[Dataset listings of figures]
◇ ◇ ◇ ◇ ◇

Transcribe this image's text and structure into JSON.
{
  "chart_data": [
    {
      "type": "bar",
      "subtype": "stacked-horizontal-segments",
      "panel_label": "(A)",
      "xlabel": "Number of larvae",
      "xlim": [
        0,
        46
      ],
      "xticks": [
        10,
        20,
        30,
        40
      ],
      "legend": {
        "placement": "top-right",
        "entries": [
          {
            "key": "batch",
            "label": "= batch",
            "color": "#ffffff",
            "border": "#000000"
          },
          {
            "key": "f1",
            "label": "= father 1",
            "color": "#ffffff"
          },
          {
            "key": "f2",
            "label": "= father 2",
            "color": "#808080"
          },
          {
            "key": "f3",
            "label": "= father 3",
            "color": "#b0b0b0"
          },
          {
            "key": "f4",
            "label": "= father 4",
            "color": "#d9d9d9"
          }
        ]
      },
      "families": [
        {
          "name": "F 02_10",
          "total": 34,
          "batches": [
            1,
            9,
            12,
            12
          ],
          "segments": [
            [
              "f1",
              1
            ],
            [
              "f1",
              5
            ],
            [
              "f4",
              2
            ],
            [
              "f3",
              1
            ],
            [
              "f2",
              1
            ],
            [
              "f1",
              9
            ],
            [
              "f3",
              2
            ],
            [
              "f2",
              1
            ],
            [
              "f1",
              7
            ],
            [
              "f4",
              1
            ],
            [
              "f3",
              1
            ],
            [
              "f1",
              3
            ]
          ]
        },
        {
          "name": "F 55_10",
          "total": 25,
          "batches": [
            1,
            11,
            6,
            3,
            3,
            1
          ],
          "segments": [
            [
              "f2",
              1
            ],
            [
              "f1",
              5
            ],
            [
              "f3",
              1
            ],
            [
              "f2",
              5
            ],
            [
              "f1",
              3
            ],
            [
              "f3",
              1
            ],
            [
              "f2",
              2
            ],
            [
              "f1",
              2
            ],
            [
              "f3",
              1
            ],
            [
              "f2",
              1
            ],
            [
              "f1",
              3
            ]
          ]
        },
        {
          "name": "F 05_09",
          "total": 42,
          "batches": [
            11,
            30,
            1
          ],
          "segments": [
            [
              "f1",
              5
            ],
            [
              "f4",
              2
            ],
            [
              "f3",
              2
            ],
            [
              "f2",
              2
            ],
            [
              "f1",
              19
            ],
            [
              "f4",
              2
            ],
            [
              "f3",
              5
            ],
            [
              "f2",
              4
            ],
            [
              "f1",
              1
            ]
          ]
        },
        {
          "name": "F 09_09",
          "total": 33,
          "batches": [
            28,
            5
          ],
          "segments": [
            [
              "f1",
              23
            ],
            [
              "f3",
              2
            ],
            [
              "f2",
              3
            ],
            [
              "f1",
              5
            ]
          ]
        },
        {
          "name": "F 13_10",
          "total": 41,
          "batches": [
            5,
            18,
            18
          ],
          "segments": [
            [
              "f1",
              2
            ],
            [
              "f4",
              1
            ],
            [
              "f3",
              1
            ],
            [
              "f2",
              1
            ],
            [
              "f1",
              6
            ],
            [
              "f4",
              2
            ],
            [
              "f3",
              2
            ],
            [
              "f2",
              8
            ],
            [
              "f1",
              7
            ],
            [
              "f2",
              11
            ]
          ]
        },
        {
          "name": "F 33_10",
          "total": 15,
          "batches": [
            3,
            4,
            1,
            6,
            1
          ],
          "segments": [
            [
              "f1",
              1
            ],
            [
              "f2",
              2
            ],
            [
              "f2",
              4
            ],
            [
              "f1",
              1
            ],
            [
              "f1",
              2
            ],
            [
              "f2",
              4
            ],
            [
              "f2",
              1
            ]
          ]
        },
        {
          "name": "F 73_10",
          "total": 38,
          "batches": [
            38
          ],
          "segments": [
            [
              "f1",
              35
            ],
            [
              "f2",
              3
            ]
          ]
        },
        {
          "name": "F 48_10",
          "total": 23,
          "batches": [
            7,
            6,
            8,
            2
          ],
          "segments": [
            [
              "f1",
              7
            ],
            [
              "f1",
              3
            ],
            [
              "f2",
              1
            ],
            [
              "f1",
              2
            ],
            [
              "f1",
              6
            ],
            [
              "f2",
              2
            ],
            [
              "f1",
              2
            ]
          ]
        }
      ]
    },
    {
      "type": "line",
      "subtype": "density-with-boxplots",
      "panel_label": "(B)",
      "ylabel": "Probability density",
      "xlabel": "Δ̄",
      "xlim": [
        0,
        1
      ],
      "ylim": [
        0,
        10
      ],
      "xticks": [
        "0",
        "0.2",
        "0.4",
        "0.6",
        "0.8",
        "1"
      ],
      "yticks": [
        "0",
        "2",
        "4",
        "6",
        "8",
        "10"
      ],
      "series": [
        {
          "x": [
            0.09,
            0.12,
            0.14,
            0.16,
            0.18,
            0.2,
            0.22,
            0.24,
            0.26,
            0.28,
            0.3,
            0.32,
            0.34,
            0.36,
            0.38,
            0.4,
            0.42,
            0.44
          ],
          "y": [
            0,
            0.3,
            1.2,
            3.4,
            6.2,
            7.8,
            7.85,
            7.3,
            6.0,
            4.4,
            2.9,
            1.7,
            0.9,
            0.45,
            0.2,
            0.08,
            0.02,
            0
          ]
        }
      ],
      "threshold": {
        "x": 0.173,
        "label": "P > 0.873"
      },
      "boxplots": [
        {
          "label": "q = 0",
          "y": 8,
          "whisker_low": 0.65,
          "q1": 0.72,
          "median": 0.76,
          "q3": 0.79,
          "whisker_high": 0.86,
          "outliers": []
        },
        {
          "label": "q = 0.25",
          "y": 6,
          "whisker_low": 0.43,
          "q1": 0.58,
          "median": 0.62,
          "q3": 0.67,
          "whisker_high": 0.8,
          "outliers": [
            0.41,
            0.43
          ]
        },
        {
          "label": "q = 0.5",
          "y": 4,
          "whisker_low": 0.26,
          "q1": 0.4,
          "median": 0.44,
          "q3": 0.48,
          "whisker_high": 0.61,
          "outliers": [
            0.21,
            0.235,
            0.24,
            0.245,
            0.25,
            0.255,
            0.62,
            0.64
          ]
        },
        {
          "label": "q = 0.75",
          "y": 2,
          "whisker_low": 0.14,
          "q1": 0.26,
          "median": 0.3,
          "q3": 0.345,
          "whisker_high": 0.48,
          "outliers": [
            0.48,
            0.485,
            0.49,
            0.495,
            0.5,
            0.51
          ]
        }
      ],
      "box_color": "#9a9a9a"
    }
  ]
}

◇ ◇ ◇ ◇ ◇

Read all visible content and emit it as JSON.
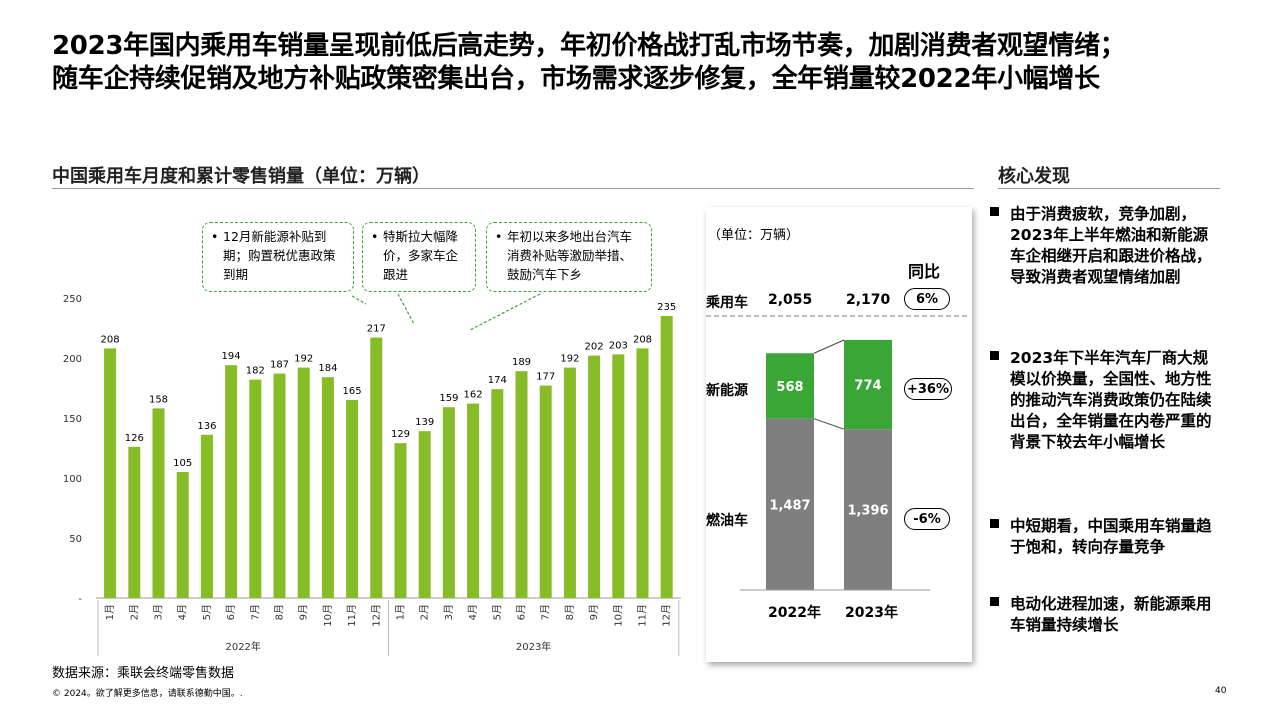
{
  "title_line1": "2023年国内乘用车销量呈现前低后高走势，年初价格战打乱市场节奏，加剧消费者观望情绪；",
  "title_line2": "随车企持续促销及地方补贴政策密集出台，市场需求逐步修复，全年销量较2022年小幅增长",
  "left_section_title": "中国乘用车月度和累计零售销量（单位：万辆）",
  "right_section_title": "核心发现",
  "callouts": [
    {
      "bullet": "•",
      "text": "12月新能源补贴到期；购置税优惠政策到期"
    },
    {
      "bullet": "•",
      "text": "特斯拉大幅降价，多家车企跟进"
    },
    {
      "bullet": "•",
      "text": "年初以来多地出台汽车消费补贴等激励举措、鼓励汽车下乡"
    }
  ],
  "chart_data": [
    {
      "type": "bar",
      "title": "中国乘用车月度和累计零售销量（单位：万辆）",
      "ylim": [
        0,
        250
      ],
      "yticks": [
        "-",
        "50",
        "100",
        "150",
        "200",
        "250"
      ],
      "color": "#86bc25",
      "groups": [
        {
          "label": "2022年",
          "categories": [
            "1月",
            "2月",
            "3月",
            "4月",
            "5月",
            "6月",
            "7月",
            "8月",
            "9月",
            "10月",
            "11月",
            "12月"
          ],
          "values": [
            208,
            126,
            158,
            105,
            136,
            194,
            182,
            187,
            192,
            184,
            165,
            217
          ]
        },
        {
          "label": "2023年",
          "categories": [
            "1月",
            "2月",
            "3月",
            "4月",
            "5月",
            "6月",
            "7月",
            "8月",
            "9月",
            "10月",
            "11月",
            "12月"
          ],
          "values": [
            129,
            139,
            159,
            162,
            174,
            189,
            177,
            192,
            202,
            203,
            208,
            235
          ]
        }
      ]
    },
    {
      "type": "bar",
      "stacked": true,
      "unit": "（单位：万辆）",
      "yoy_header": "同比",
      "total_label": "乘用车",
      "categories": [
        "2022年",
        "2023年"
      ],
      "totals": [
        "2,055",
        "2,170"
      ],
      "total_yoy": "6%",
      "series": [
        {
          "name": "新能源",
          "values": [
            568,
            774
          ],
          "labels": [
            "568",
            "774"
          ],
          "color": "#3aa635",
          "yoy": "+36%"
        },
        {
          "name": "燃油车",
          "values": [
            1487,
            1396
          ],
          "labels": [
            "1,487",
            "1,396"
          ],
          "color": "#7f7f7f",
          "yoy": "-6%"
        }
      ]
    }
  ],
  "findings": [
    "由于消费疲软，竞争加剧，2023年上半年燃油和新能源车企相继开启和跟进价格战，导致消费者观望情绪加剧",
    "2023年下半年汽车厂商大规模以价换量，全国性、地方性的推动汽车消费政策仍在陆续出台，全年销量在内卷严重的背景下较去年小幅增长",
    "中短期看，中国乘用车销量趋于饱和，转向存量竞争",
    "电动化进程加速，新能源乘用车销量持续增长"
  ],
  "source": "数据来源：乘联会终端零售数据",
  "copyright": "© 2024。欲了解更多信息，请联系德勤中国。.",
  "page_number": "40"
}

◇ ◇ ◇ ◇ ◇

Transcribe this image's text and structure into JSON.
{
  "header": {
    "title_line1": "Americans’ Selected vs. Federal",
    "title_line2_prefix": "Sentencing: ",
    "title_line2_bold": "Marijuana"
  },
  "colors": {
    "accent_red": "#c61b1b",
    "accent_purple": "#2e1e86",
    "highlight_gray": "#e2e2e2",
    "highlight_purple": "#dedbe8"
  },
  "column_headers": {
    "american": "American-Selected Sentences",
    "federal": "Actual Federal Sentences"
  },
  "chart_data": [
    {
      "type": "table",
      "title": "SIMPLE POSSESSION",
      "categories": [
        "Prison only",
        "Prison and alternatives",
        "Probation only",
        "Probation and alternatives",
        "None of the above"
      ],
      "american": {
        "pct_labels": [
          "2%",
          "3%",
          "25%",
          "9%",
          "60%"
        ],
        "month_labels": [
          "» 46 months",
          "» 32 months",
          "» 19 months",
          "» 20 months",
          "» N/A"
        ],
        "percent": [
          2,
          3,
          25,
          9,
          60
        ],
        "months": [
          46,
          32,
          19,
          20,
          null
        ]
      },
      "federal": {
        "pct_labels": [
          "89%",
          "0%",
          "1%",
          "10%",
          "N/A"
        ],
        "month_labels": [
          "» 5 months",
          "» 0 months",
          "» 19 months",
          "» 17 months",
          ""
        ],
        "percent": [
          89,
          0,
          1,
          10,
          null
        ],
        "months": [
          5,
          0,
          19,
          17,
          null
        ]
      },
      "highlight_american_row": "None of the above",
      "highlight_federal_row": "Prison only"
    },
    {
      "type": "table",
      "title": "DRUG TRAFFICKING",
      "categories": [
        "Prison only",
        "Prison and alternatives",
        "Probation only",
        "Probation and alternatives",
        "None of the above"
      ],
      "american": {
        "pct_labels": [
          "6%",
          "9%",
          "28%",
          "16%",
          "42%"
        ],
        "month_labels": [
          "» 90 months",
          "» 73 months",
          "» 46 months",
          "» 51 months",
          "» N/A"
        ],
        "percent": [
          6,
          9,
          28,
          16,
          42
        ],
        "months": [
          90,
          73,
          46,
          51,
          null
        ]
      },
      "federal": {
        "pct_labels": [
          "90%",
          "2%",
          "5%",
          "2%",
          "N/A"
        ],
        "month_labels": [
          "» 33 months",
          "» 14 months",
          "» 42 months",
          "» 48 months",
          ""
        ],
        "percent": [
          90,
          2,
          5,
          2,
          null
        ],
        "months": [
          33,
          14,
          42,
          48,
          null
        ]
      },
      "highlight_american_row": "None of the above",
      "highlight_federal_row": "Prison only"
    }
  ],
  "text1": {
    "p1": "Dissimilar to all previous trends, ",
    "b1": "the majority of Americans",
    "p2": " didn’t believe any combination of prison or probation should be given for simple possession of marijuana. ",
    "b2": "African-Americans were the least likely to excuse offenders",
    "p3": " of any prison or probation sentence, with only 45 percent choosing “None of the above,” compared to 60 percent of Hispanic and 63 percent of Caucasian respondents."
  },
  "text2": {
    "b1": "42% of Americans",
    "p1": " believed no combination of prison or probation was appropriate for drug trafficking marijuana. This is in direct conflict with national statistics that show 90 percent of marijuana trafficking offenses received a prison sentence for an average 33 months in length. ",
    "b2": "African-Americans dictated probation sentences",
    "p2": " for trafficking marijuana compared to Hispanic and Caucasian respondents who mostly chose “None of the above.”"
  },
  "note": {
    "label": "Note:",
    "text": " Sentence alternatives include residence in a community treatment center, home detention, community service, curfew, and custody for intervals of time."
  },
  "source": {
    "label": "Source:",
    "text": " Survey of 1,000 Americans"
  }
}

◇ ◇ ◇ ◇ ◇

● Aim of the exercise
Find each line in the records holding the string "compared" and show it.

● Output for this exercise
    "p3": " of any prison or probation sentence, with only 45 percent choosing “None of the above,” compared to 60 percent of Hispanic and 63 percent of Caucasian respondents."
    "p2": " for trafficking marijuana compared to Hispanic and Caucasian respondents who mostly chose “None of the above.”"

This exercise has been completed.